Dataset items
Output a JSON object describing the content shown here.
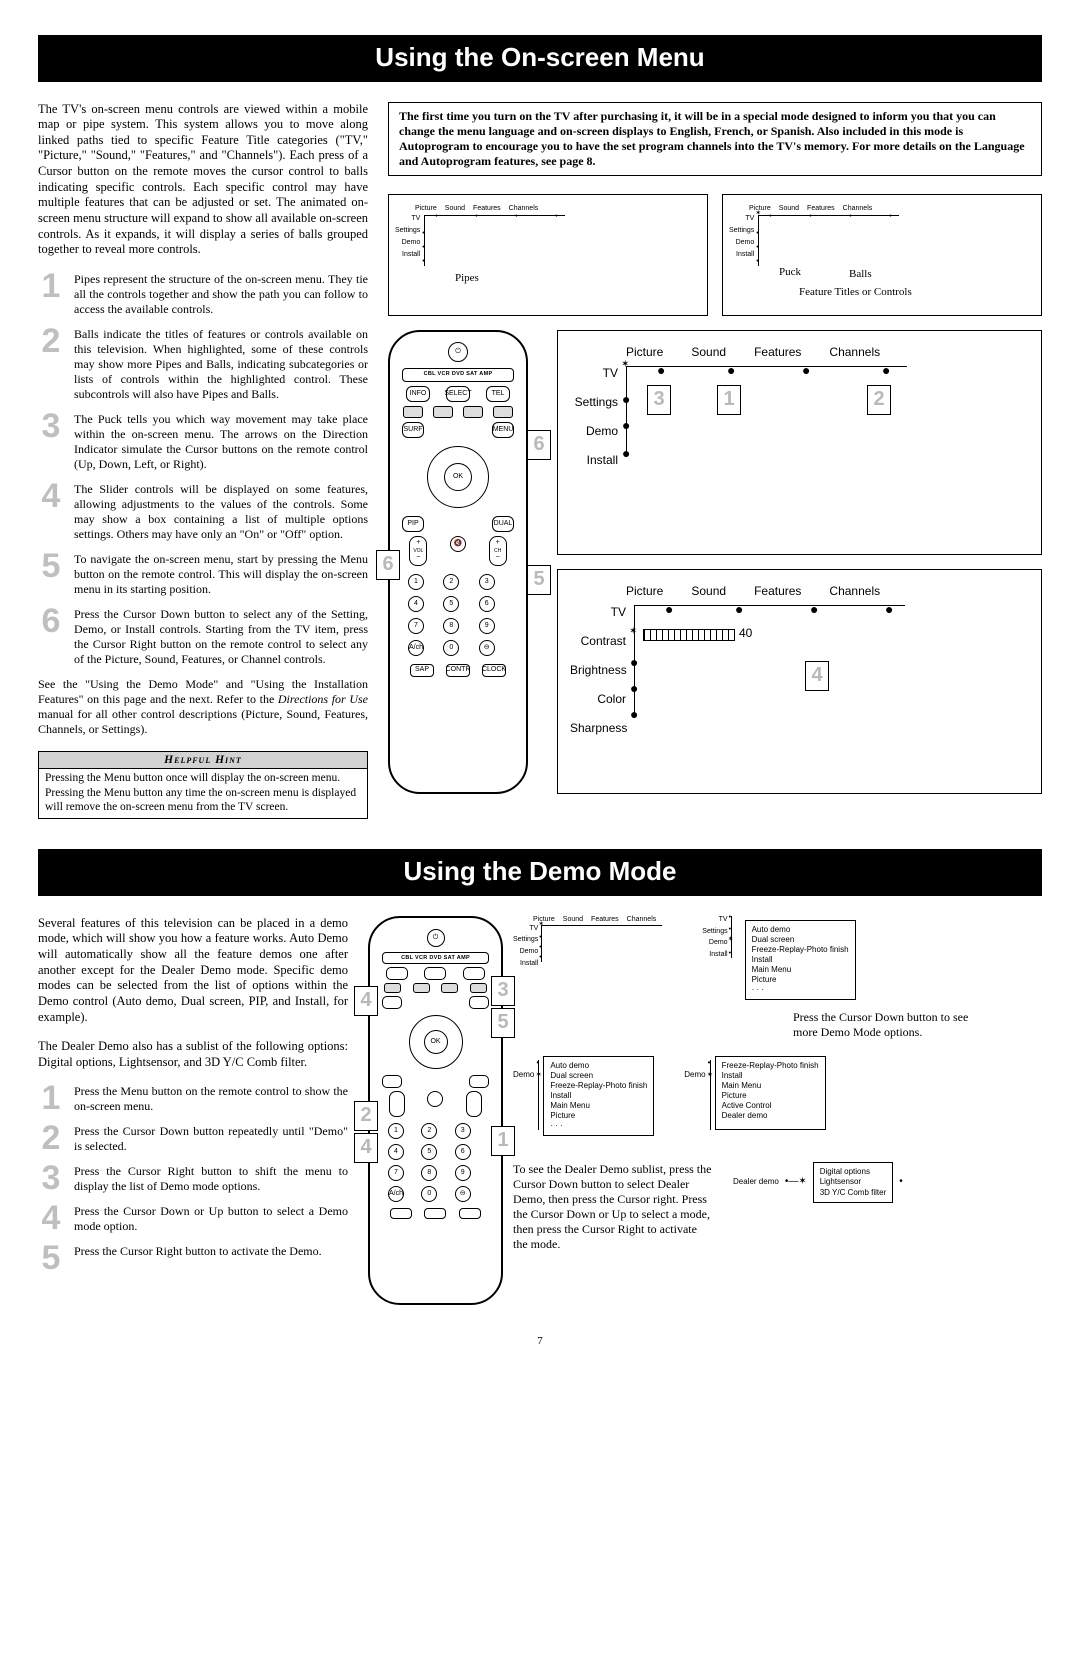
{
  "page_number": "7",
  "section1": {
    "title": "Using the On-screen Menu",
    "intro": "The TV's on-screen menu controls are viewed within a mobile map or pipe system. This system allows you to move along linked paths tied to specific Feature Title categories (\"TV,\" \"Picture,\" \"Sound,\" \"Features,\" and \"Channels\"). Each press of a Cursor button on the remote moves the cursor control to balls indicating specific controls. Each specific control may have multiple features that can be adjusted or set. The animated on-screen menu structure will expand to show all available on-screen controls. As it expands, it will display a series of balls grouped together to reveal more controls.",
    "steps": [
      "Pipes represent the structure of the on-screen menu. They tie all the controls together and show the path you can follow to access the available controls.",
      "Balls indicate the titles of features or controls available on this television. When highlighted, some of these controls may show more Pipes and Balls, indicating subcategories or lists of controls within the highlighted control. These subcontrols will also have Pipes and Balls.",
      "The Puck tells you which way movement may take place within the on-screen menu. The arrows on the Direction Indicator simulate the Cursor buttons on the remote control (Up, Down, Left, or Right).",
      "The Slider controls will be displayed on some features, allowing adjustments to the values of the controls. Some may show a box containing a list of multiple options settings. Others may have only an \"On\" or \"Off\" option.",
      "To navigate the on-screen menu, start by pressing the Menu button on the remote control. This will display the on-screen menu in its starting position.",
      "Press the Cursor Down button to select any of the Setting, Demo, or Install controls. Starting from the TV item, press the Cursor Right button on the remote control to select any of the Picture, Sound, Features, or Channel controls."
    ],
    "after_note": "See the \"Using the Demo Mode\" and \"Using the Installation Features\" on this page and the next. Refer to the Directions for Use manual for all other control descriptions (Picture, Sound, Features, Channels, or Settings).",
    "hint_title": "Helpful Hint",
    "hint_body": "Pressing the Menu button once will display the on-screen menu. Pressing the Menu button any time the on-screen menu is displayed will remove the on-screen menu from the TV screen.",
    "callout": "The first time you turn on the TV after purchasing it, it will be in a special mode designed to inform you that you can change the menu language and on-screen displays to English, French, or Spanish. Also included in this mode is Autoprogram to encourage you to have the set program channels into the TV's memory. For more details on the Language and Autoprogram features, see page 8.",
    "menu_labels": {
      "tv": "TV",
      "settings": "Settings",
      "demo": "Demo",
      "install": "Install",
      "picture": "Picture",
      "sound": "Sound",
      "features": "Features",
      "channels": "Channels",
      "pipes": "Pipes",
      "balls": "Balls",
      "puck": "Puck",
      "feature_titles": "Feature Titles or Controls",
      "contrast": "Contrast",
      "brightness": "Brightness",
      "color": "Color",
      "sharpness": "Sharpness",
      "contrast_val": "40"
    },
    "remote_labels": {
      "strip": "CBL VCR DVD SAT AMP",
      "ok": "OK"
    }
  },
  "section2": {
    "title": "Using the Demo Mode",
    "intro1": "Several features of this television can be placed in a demo mode, which will show you how a feature works. Auto Demo will automatically show all the feature demos one after another except for the Dealer Demo mode. Specific demo modes can be selected from the list of options within the Demo control (Auto demo, Dual screen, PIP, and Install, for example).",
    "intro2": "The Dealer Demo also has a sublist of the following options: Digital options, Lightsensor, and 3D Y/C Comb filter.",
    "steps": [
      "Press the Menu button on the remote control to show the on-screen menu.",
      "Press the Cursor Down button repeatedly until \"Demo\" is selected.",
      "Press the Cursor Right button to shift the menu to display the list of Demo mode options.",
      "Press the Cursor Down or Up button to select a Demo mode option.",
      "Press the Cursor Right button to activate the Demo."
    ],
    "note1": "Press the Cursor Down button to see more Demo Mode options.",
    "note2": "To see the Dealer Demo sublist, press the Cursor Down button to select Dealer Demo, then press the Cursor right. Press the Cursor Down or Up to select a mode, then press the Cursor Right to activate the mode.",
    "demo_list": [
      "Auto demo",
      "Dual screen",
      "Freeze-Replay-Photo finish",
      "Install",
      "Main Menu",
      "Picture",
      "· · ·"
    ],
    "demo_list2": [
      "Install",
      "Main Menu",
      "Picture",
      "Active Control",
      "Dealer demo"
    ],
    "demo_list2_pre": "Freeze-Replay-Photo finish",
    "dealer_sub": [
      "Digital options",
      "Lightsensor",
      "3D Y/C Comb filter"
    ],
    "dealer_label": "Dealer demo",
    "demo_label": "Demo"
  }
}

→ Directive:
Look through the data and show every line containing "selected".

→ Response:
    "intro1": "Several features of this television can be placed in a demo mode, which will show you how a feature works. Auto Demo will automatically show all the feature demos one after another except for the Dealer Demo mode. Specific demo modes can be selected from the list of options within the Demo control (Auto demo, Dual screen, PIP, and Install, for example).",
      "Press the Cursor Down button repeatedly until \"Demo\" is selected.",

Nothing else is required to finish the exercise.